• Required work:
Scan the records for the string "ylabel"; copy each line where it occurs.

• Input records:
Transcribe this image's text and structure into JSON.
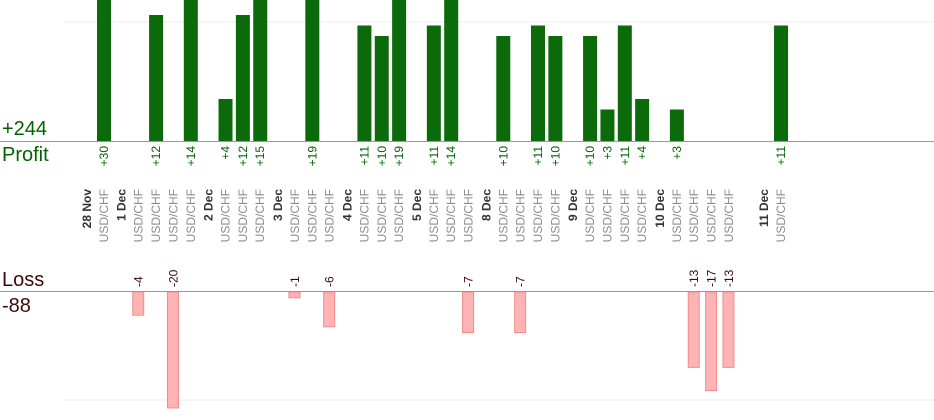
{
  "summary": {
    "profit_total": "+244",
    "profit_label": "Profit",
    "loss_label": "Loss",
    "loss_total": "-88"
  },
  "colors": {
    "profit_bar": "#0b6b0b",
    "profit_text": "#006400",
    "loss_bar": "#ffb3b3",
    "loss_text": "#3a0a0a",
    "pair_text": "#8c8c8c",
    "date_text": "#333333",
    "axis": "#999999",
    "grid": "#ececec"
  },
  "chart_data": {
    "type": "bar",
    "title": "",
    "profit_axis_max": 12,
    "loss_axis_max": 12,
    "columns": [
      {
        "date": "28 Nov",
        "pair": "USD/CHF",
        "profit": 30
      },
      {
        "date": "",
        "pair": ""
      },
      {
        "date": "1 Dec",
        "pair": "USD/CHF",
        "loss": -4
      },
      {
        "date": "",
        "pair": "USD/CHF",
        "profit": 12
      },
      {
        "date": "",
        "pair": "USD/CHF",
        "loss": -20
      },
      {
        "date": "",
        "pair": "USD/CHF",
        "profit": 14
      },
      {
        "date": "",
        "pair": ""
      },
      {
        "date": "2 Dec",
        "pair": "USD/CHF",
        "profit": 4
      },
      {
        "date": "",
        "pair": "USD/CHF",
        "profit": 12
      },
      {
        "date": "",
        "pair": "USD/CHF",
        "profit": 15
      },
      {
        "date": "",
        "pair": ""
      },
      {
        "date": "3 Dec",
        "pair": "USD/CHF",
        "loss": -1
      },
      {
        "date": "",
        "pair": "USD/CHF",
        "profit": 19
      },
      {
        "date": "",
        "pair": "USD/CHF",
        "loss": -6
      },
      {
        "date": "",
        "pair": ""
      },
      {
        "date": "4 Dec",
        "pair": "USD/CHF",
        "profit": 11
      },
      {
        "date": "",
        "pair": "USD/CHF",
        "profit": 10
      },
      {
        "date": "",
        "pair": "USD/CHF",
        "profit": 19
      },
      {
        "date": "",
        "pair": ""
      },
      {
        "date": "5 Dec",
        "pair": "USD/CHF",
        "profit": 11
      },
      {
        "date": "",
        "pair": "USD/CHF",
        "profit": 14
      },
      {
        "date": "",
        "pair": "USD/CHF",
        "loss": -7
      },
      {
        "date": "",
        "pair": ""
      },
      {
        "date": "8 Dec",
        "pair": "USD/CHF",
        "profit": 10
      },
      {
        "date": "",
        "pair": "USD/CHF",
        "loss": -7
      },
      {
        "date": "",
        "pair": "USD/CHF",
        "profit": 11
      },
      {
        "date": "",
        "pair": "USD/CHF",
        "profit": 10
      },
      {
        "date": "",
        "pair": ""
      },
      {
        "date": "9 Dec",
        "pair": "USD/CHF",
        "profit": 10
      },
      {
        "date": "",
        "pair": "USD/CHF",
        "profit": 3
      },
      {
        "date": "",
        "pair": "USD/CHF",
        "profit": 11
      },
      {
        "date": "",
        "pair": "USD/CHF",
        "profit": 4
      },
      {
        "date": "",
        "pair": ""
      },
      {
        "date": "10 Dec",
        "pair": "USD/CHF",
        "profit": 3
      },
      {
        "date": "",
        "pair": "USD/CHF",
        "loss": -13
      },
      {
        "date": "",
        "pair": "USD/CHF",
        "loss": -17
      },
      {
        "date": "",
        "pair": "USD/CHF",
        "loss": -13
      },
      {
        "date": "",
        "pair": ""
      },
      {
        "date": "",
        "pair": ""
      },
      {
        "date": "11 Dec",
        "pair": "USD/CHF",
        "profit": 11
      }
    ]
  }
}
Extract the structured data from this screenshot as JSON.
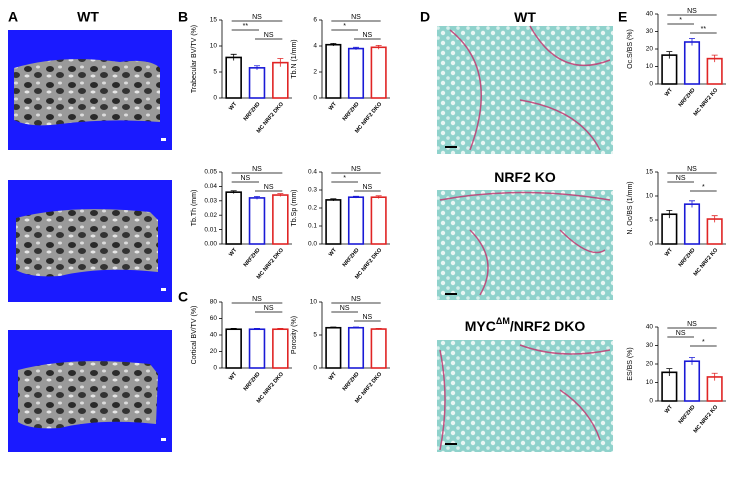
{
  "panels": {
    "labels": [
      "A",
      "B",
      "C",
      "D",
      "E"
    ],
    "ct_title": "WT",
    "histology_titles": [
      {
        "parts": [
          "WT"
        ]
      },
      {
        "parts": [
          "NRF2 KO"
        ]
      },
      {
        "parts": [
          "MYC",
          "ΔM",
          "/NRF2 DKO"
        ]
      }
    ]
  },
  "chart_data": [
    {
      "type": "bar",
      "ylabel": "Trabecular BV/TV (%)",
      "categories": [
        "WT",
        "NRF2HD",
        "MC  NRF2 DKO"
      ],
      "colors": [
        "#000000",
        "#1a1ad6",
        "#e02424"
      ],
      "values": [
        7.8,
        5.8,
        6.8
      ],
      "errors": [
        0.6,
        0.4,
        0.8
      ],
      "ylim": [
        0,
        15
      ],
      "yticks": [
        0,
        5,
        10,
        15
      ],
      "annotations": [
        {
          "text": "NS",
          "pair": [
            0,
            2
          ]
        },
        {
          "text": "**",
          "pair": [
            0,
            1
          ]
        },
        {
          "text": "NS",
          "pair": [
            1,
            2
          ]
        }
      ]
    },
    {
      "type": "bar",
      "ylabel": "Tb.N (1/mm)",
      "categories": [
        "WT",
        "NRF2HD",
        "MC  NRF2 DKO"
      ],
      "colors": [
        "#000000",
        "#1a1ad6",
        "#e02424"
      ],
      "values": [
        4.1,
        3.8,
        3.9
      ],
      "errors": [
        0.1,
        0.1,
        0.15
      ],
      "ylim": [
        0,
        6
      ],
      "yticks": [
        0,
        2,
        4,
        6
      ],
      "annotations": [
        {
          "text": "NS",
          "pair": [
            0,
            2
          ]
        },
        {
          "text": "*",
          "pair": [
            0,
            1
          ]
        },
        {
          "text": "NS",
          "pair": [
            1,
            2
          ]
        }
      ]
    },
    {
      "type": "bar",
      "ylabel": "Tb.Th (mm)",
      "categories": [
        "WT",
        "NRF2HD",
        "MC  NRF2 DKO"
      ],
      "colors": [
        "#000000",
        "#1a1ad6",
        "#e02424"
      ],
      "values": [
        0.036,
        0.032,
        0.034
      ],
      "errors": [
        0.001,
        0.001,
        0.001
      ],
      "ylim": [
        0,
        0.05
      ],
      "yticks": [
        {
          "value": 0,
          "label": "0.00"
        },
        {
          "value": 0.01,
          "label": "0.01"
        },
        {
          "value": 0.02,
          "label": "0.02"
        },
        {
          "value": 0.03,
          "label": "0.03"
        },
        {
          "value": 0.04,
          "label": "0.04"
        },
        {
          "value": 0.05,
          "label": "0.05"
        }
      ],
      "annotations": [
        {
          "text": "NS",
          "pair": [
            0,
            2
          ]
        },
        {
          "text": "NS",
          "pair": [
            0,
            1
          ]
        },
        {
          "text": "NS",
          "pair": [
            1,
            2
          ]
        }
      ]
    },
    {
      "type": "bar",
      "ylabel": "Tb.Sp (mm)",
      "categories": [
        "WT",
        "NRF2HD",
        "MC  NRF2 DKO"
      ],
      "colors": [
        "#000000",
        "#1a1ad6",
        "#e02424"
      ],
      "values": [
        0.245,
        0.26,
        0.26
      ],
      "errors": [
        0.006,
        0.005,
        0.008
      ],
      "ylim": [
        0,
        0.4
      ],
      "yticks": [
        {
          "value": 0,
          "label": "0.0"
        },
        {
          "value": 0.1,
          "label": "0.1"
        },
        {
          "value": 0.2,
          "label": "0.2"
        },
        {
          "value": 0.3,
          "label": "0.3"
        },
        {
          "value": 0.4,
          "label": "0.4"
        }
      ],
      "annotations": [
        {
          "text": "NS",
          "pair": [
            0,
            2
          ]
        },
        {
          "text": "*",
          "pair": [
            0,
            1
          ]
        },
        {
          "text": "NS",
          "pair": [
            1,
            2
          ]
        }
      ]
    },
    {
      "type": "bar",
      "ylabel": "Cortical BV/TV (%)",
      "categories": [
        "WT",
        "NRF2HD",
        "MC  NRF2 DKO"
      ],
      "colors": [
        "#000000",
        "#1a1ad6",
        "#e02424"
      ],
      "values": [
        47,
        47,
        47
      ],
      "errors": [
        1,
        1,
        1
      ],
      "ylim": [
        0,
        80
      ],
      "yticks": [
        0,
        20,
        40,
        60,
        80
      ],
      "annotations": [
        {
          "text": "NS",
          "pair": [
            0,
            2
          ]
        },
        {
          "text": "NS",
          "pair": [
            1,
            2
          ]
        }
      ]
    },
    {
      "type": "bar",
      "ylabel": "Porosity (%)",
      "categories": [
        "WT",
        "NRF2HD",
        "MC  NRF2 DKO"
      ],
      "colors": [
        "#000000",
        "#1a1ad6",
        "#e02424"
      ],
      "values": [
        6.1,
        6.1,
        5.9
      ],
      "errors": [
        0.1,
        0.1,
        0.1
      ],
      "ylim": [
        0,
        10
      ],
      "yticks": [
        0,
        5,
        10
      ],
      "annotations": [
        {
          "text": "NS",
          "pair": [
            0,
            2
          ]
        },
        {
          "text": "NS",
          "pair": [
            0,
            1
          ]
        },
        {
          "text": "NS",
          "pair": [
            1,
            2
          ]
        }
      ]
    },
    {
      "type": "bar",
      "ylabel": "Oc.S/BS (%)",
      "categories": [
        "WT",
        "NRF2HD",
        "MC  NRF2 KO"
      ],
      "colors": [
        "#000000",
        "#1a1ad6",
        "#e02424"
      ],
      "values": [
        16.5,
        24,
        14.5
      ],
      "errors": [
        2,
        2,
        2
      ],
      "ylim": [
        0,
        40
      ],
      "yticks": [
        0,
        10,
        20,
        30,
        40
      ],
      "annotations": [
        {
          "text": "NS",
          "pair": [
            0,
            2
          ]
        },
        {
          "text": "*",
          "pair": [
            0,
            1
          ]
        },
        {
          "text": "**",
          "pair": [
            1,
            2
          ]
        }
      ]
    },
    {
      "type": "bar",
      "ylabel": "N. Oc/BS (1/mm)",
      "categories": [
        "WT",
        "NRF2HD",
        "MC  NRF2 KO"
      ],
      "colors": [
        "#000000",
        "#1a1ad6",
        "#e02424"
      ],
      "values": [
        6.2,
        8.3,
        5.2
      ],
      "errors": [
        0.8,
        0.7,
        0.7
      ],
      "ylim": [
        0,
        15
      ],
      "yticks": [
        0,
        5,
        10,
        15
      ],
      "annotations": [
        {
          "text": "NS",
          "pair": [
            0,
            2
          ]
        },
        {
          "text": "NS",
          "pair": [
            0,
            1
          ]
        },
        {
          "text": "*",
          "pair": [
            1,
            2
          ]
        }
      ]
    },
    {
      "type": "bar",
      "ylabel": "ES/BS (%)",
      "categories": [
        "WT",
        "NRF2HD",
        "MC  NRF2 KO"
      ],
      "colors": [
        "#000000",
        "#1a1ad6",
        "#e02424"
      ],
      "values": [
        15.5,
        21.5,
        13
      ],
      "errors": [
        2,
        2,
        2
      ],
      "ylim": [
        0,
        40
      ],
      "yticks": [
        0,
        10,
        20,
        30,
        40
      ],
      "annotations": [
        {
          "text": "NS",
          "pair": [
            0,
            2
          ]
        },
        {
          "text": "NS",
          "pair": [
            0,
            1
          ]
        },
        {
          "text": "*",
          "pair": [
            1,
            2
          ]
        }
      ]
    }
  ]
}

• Task result:
      "ylabel": "Trabecular BV/TV (%)",
      "ylabel": "Tb.N (1/mm)",
      "ylabel": "Tb.Th (mm)",
      "ylabel": "Tb.Sp (mm)",
      "ylabel": "Cortical BV/TV (%)",
      "ylabel": "Porosity (%)",
      "ylabel": "Oc.S/BS (%)",
      "ylabel": "N. Oc/BS (1/mm)",
      "ylabel": "ES/BS (%)",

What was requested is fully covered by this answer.